Records from a dataset —
____

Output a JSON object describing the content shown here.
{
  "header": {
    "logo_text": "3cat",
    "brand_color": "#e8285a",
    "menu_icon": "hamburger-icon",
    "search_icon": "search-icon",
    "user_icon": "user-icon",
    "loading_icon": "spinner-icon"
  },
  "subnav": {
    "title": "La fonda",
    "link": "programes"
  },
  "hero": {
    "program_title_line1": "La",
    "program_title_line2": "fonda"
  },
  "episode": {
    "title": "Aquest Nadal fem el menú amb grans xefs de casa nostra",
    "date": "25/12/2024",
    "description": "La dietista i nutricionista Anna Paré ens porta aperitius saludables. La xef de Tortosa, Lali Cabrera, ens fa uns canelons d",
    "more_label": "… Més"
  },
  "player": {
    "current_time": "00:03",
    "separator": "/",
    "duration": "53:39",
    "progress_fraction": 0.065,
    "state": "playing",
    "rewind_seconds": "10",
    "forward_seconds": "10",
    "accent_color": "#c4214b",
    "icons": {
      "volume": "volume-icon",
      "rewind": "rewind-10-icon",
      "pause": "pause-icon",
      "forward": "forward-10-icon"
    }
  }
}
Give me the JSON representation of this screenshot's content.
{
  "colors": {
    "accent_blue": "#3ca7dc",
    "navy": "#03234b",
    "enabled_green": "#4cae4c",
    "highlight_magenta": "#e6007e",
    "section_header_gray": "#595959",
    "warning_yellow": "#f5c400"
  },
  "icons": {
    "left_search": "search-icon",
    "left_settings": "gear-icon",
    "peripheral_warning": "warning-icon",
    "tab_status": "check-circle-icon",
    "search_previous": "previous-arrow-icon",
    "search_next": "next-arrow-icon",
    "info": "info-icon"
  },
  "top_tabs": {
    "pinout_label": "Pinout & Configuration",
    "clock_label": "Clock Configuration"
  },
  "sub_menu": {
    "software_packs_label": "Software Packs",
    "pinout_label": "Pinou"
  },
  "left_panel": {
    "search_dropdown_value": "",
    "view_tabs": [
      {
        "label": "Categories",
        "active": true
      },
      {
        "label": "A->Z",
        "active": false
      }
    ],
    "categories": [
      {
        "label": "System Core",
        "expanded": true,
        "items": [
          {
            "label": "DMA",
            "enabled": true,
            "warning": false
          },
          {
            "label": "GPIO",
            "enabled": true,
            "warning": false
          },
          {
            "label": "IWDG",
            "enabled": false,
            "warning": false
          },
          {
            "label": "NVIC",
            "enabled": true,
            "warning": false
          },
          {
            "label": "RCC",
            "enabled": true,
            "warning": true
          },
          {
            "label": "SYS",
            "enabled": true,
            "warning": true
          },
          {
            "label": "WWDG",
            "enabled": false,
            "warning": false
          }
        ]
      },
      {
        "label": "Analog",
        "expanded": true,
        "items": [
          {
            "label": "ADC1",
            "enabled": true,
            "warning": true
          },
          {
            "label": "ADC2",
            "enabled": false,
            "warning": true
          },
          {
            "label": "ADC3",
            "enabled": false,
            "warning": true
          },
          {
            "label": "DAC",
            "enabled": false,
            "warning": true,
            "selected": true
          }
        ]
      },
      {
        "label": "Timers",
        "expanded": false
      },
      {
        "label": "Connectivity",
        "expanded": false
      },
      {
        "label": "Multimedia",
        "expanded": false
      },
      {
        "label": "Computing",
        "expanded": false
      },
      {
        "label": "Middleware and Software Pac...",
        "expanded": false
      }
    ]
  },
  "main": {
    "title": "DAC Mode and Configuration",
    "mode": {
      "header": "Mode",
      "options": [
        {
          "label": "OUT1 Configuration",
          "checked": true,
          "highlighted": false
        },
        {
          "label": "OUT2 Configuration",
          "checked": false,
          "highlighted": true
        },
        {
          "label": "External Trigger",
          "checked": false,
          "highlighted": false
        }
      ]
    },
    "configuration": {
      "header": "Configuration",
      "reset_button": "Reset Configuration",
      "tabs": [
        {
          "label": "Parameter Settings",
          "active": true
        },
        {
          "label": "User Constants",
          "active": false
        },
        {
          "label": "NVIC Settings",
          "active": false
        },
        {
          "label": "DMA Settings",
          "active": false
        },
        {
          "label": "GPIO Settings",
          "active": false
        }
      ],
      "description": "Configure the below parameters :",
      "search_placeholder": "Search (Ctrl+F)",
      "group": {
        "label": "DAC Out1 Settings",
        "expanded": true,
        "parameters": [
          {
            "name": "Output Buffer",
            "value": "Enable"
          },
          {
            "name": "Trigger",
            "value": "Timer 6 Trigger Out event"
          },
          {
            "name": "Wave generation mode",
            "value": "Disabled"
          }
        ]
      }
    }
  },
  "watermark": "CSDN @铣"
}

____

Given problem —
Write every line of the material above again, exactly.

Solution below —
Output a JSON object describing the content shown here.
{
  "header": {
    "logo_text": "3cat",
    "brand_color": "#e8285a",
    "menu_icon": "hamburger-icon",
    "search_icon": "search-icon",
    "user_icon": "user-icon",
    "loading_icon": "spinner-icon"
  },
  "subnav": {
    "title": "La fonda",
    "link": "programes"
  },
  "hero": {
    "program_title_line1": "La",
    "program_title_line2": "fonda"
  },
  "episode": {
    "title": "Aquest Nadal fem el menú amb grans xefs de casa nostra",
    "date": "25/12/2024",
    "description": "La dietista i nutricionista Anna Paré ens porta aperitius saludables. La xef de Tortosa, Lali Cabrera, ens fa uns canelons d",
    "more_label": "… Més"
  },
  "player": {
    "current_time": "00:03",
    "separator": "/",
    "duration": "53:39",
    "progress_fraction": 0.065,
    "state": "playing",
    "rewind_seconds": "10",
    "forward_seconds": "10",
    "accent_color": "#c4214b",
    "icons": {
      "volume": "volume-icon",
      "rewind": "rewind-10-icon",
      "pause": "pause-icon",
      "forward": "forward-10-icon"
    }
  }
}
Give me the JSON representation of this screenshot's content.
{
  "colors": {
    "accent_blue": "#3ca7dc",
    "navy": "#03234b",
    "enabled_green": "#4cae4c",
    "highlight_magenta": "#e6007e",
    "section_header_gray": "#595959",
    "warning_yellow": "#f5c400"
  },
  "icons": {
    "left_search": "search-icon",
    "left_settings": "gear-icon",
    "peripheral_warning": "warning-icon",
    "tab_status": "check-circle-icon",
    "search_previous": "previous-arrow-icon",
    "search_next": "next-arrow-icon",
    "info": "info-icon"
  },
  "top_tabs": {
    "pinout_label": "Pinout & Configuration",
    "clock_label": "Clock Configuration"
  },
  "sub_menu": {
    "software_packs_label": "Software Packs",
    "pinout_label": "Pinou"
  },
  "left_panel": {
    "search_dropdown_value": "",
    "view_tabs": [
      {
        "label": "Categories",
        "active": true
      },
      {
        "label": "A->Z",
        "active": false
      }
    ],
    "categories": [
      {
        "label": "System Core",
        "expanded": true,
        "items": [
          {
            "label": "DMA",
            "enabled": true,
            "warning": false
          },
          {
            "label": "GPIO",
            "enabled": true,
            "warning": false
          },
          {
            "label": "IWDG",
            "enabled": false,
            "warning": false
          },
          {
            "label": "NVIC",
            "enabled": true,
            "warning": false
          },
          {
            "label": "RCC",
            "enabled": true,
            "warning": true
          },
          {
            "label": "SYS",
            "enabled": true,
            "warning": true
          },
          {
            "label": "WWDG",
            "enabled": false,
            "warning": false
          }
        ]
      },
      {
        "label": "Analog",
        "expanded": true,
        "items": [
          {
            "label": "ADC1",
            "enabled": true,
            "warning": true
          },
          {
            "label": "ADC2",
            "enabled": false,
            "warning": true
          },
          {
            "label": "ADC3",
            "enabled": false,
            "warning": true
          },
          {
            "label": "DAC",
            "enabled": false,
            "warning": true,
            "selected": true
          }
        ]
      },
      {
        "label": "Timers",
        "expanded": false
      },
      {
        "label": "Connectivity",
        "expanded": false
      },
      {
        "label": "Multimedia",
        "expanded": false
      },
      {
        "label": "Computing",
        "expanded": false
      },
      {
        "label": "Middleware and Software Pac...",
        "expanded": false
      }
    ]
  },
  "main": {
    "title": "DAC Mode and Configuration",
    "mode": {
      "header": "Mode",
      "options": [
        {
          "label": "OUT1 Configuration",
          "checked": true,
          "highlighted": false
        },
        {
          "label": "OUT2 Configuration",
          "checked": false,
          "highlighted": true
        },
        {
          "label": "External Trigger",
          "checked": false,
          "highlighted": false
        }
      ]
    },
    "configuration": {
      "header": "Configuration",
      "reset_button": "Reset Configuration",
      "tabs": [
        {
          "label": "Parameter Settings",
          "active": true
        },
        {
          "label": "User Constants",
          "active": false
        },
        {
          "label": "NVIC Settings",
          "active": false
        },
        {
          "label": "DMA Settings",
          "active": false
        },
        {
          "label": "GPIO Settings",
          "active": false
        }
      ],
      "description": "Configure the below parameters :",
      "search_placeholder": "Search (Ctrl+F)",
      "group": {
        "label": "DAC Out1 Settings",
        "expanded": true,
        "parameters": [
          {
            "name": "Output Buffer",
            "value": "Enable"
          },
          {
            "name": "Trigger",
            "value": "Timer 6 Trigger Out event"
          },
          {
            "name": "Wave generation mode",
            "value": "Disabled"
          }
        ]
      }
    }
  },
  "watermark": "CSDN @铣"
}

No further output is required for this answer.